> **What you will do**
For this exercise, copy out each line of the material below that includes "structured".

----------

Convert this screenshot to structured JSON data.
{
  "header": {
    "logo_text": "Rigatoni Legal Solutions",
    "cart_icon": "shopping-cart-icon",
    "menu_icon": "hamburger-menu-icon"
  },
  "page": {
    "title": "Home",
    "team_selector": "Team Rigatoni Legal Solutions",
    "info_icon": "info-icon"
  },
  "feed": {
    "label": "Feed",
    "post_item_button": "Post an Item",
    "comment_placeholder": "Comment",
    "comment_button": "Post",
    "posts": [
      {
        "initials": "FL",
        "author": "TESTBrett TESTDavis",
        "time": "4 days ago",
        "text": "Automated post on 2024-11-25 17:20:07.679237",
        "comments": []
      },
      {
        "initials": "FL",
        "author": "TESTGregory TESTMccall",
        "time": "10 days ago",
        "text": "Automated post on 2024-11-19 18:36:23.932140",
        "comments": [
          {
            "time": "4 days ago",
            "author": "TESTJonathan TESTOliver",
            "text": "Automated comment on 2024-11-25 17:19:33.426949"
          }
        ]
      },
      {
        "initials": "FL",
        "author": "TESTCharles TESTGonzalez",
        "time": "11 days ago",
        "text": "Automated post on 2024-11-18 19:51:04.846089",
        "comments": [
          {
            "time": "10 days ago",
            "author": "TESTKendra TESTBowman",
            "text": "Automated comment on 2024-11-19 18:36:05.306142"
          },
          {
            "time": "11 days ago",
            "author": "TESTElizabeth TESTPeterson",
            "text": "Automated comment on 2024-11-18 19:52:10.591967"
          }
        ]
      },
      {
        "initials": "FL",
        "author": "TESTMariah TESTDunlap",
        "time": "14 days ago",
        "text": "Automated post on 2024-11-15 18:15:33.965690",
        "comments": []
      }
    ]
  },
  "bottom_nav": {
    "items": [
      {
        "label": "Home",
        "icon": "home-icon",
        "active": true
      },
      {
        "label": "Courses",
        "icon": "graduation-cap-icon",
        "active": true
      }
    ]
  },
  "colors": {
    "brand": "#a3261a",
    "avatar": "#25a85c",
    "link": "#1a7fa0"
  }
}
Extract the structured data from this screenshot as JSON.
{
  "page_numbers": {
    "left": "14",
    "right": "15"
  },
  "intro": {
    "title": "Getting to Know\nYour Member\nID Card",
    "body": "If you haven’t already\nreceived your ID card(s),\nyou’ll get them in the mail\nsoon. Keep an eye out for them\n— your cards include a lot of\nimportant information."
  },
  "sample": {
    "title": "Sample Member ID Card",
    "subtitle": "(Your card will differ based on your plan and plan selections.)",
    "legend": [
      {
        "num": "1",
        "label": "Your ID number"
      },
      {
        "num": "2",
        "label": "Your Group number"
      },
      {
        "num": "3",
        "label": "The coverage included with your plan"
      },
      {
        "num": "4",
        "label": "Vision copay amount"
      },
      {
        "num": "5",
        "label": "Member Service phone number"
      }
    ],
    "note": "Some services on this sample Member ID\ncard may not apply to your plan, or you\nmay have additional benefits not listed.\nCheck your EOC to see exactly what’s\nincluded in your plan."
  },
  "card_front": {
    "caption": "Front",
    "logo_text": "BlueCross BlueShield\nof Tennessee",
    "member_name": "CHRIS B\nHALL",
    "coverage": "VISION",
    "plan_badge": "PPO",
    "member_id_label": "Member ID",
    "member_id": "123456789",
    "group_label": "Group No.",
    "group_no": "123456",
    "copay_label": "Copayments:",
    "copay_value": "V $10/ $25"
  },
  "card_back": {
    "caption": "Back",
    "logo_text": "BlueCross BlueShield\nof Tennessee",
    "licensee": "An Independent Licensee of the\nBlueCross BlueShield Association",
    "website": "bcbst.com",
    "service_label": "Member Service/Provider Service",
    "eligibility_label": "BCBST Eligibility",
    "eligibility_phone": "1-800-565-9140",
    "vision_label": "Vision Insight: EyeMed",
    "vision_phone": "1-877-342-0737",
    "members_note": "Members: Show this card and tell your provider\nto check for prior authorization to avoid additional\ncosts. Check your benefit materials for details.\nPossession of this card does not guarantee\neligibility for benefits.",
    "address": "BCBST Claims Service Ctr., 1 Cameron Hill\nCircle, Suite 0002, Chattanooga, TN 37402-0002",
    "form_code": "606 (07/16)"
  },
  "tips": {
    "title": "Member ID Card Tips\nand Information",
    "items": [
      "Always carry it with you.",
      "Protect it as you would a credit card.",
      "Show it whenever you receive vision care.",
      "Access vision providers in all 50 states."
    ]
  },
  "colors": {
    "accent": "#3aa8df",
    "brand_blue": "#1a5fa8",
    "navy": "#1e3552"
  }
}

----------

> **Task result**
Convert this screenshot to structured JSON data.
Extract the structured data from this screenshot as JSON.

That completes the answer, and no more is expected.